◆ **INSTRUCTIONS TO FOLLOW**:
What is needed is an exact copy of the entries below, from the line that contains "Parse this screenshot: output" through the final line, both included, and nothing else.

######

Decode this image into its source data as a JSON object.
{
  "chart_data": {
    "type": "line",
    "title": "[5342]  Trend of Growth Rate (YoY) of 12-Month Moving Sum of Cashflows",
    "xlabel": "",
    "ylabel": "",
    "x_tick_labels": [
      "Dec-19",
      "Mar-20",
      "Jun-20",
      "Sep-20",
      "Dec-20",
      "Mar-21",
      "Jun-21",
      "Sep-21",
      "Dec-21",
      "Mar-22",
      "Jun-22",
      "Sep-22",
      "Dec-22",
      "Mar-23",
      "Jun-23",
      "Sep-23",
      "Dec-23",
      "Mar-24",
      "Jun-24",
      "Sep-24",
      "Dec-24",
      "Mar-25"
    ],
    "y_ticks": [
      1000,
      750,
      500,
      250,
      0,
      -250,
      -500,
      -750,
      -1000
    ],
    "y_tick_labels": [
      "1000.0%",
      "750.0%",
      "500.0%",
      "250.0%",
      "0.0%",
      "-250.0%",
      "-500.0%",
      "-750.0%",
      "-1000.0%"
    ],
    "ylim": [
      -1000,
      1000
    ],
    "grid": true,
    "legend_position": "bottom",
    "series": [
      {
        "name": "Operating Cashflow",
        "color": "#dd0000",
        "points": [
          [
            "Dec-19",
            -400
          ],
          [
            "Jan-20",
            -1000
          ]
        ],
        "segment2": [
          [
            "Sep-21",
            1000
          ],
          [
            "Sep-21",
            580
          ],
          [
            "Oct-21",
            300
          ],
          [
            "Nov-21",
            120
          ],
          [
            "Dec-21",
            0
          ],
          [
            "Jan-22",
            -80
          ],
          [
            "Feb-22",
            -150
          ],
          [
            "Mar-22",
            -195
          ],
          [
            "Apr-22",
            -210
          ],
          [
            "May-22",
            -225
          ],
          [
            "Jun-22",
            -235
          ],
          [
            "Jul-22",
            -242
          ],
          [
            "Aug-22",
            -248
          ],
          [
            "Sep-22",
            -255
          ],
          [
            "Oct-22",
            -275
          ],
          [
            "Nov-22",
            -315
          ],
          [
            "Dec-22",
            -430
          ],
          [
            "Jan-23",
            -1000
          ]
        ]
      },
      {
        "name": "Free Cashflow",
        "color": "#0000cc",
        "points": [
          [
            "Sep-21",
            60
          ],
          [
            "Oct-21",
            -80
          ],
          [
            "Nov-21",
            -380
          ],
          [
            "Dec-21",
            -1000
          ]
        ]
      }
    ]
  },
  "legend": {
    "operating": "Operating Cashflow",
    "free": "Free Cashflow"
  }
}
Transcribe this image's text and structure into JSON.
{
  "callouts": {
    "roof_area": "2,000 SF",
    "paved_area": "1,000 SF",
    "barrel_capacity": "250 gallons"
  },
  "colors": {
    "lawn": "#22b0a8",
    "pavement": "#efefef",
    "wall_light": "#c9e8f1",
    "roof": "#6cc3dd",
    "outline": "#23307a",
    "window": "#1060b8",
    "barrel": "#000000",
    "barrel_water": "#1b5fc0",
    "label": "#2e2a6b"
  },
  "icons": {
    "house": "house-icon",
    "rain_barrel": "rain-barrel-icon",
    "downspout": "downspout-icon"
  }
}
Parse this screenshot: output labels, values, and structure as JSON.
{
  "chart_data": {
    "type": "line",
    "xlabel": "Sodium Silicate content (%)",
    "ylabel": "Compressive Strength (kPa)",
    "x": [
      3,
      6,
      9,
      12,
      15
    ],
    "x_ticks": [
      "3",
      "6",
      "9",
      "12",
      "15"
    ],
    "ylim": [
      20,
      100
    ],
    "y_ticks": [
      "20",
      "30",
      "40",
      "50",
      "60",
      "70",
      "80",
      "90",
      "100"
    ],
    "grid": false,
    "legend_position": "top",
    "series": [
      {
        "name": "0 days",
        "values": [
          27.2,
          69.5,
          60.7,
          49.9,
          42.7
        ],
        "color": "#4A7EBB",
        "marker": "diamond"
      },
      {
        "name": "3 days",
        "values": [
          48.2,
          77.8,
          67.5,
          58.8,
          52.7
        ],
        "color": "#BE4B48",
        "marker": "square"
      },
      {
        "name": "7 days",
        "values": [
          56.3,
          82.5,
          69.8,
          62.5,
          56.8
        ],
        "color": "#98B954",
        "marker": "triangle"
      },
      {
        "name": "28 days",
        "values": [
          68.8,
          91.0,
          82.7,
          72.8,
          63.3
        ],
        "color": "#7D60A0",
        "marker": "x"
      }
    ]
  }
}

######

◆ **THE ANSWER**:
Parse this screenshot: output labels, values, and structure as JSON.
{
  "chart_data": {
    "type": "line",
    "xlabel": "Sodium Silicate content (%)",
    "ylabel": "Compressive Strength (kPa)",
    "x": [
      3,
      6,
      9,
      12,
      15
    ],
    "x_ticks": [
      "3",
      "6",
      "9",
      "12",
      "15"
    ],
    "ylim": [
      20,
      100
    ],
    "y_ticks": [
      "20",
      "30",
      "40",
      "50",
      "60",
      "70",
      "80",
      "90",
      "100"
    ],
    "grid": false,
    "legend_position": "top",
    "series": [
      {
        "name": "0 days",
        "values": [
          27.2,
          69.5,
          60.7,
          49.9,
          42.7
        ],
        "color": "#4A7EBB",
        "marker": "diamond"
      },
      {
        "name": "3 days",
        "values": [
          48.2,
          77.8,
          67.5,
          58.8,
          52.7
        ],
        "color": "#BE4B48",
        "marker": "square"
      },
      {
        "name": "7 days",
        "values": [
          56.3,
          82.5,
          69.8,
          62.5,
          56.8
        ],
        "color": "#98B954",
        "marker": "triangle"
      },
      {
        "name": "28 days",
        "values": [
          68.8,
          91.0,
          82.7,
          72.8,
          63.3
        ],
        "color": "#7D60A0",
        "marker": "x"
      }
    ]
  }
}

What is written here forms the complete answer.